Your instructions | The copy must match the data below line for line and contain no images.

*** Exercise materials ***

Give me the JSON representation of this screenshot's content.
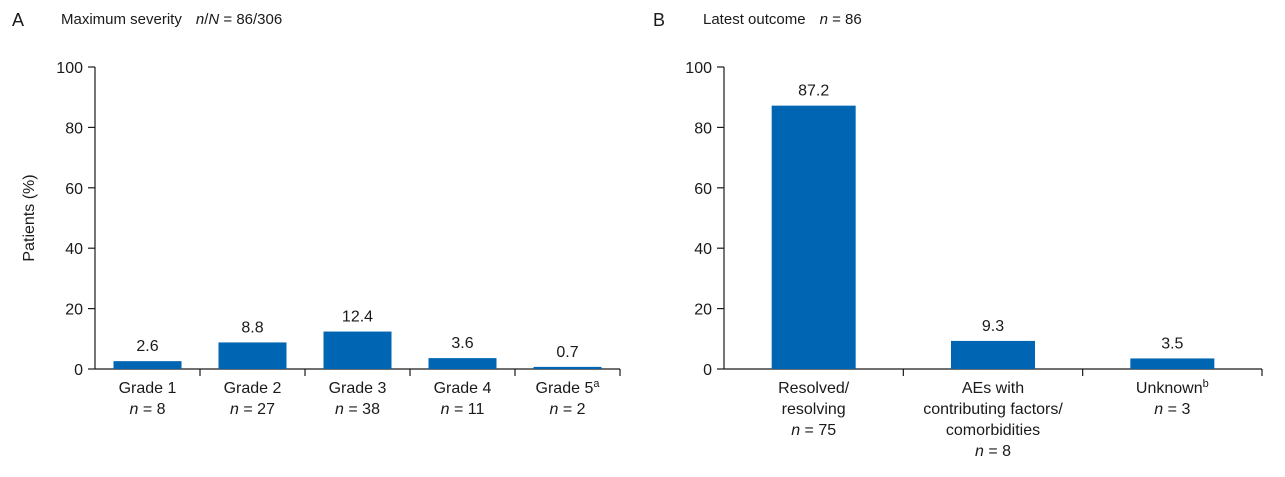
{
  "colors": {
    "bar": "#0066b3"
  },
  "chart_data": [
    {
      "type": "bar",
      "panel_letter": "A",
      "title": "Maximum severity",
      "title_extra": {
        "n_label": "n",
        "slash": "/",
        "N_label": "N",
        "eq": " = ",
        "value": "86/306"
      },
      "ylabel": "Patients (%)",
      "xlabel": "",
      "ylim": [
        0,
        100
      ],
      "yticks": [
        "0",
        "20",
        "40",
        "60",
        "80",
        "100"
      ],
      "grid": false,
      "categories": [
        {
          "name": "Grade 1",
          "sup": "",
          "n": "8"
        },
        {
          "name": "Grade 2",
          "sup": "",
          "n": "27"
        },
        {
          "name": "Grade 3",
          "sup": "",
          "n": "38"
        },
        {
          "name": "Grade 4",
          "sup": "",
          "n": "11"
        },
        {
          "name": "Grade 5",
          "sup": "a",
          "n": "2"
        }
      ],
      "values": [
        2.6,
        8.8,
        12.4,
        3.6,
        0.7
      ],
      "value_labels": [
        "2.6",
        "8.8",
        "12.4",
        "3.6",
        "0.7"
      ]
    },
    {
      "type": "bar",
      "panel_letter": "B",
      "title": "Latest outcome",
      "title_extra": {
        "n_label": "n",
        "eq": " = ",
        "value": "86"
      },
      "ylabel": "",
      "xlabel": "",
      "ylim": [
        0,
        100
      ],
      "yticks": [
        "0",
        "20",
        "40",
        "60",
        "80",
        "100"
      ],
      "grid": false,
      "categories": [
        {
          "lines": [
            "Resolved/",
            "resolving"
          ],
          "sup": "",
          "n": "75"
        },
        {
          "lines": [
            "AEs with",
            "contributing factors/",
            "comorbidities"
          ],
          "sup": "",
          "n": "8"
        },
        {
          "lines": [
            "Unknown"
          ],
          "sup": "b",
          "n": "3"
        }
      ],
      "values": [
        87.2,
        9.3,
        3.5
      ],
      "value_labels": [
        "87.2",
        "9.3",
        "3.5"
      ]
    }
  ]
}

***

Solution for this task |
Give me the JSON representation of this screenshot's content.
{
  "colors": {
    "bar": "#0066b3"
  },
  "chart_data": [
    {
      "type": "bar",
      "panel_letter": "A",
      "title": "Maximum severity",
      "title_extra": {
        "n_label": "n",
        "slash": "/",
        "N_label": "N",
        "eq": " = ",
        "value": "86/306"
      },
      "ylabel": "Patients (%)",
      "xlabel": "",
      "ylim": [
        0,
        100
      ],
      "yticks": [
        "0",
        "20",
        "40",
        "60",
        "80",
        "100"
      ],
      "grid": false,
      "categories": [
        {
          "name": "Grade 1",
          "sup": "",
          "n": "8"
        },
        {
          "name": "Grade 2",
          "sup": "",
          "n": "27"
        },
        {
          "name": "Grade 3",
          "sup": "",
          "n": "38"
        },
        {
          "name": "Grade 4",
          "sup": "",
          "n": "11"
        },
        {
          "name": "Grade 5",
          "sup": "a",
          "n": "2"
        }
      ],
      "values": [
        2.6,
        8.8,
        12.4,
        3.6,
        0.7
      ],
      "value_labels": [
        "2.6",
        "8.8",
        "12.4",
        "3.6",
        "0.7"
      ]
    },
    {
      "type": "bar",
      "panel_letter": "B",
      "title": "Latest outcome",
      "title_extra": {
        "n_label": "n",
        "eq": " = ",
        "value": "86"
      },
      "ylabel": "",
      "xlabel": "",
      "ylim": [
        0,
        100
      ],
      "yticks": [
        "0",
        "20",
        "40",
        "60",
        "80",
        "100"
      ],
      "grid": false,
      "categories": [
        {
          "lines": [
            "Resolved/",
            "resolving"
          ],
          "sup": "",
          "n": "75"
        },
        {
          "lines": [
            "AEs with",
            "contributing factors/",
            "comorbidities"
          ],
          "sup": "",
          "n": "8"
        },
        {
          "lines": [
            "Unknown"
          ],
          "sup": "b",
          "n": "3"
        }
      ],
      "values": [
        87.2,
        9.3,
        3.5
      ],
      "value_labels": [
        "87.2",
        "9.3",
        "3.5"
      ]
    }
  ]
}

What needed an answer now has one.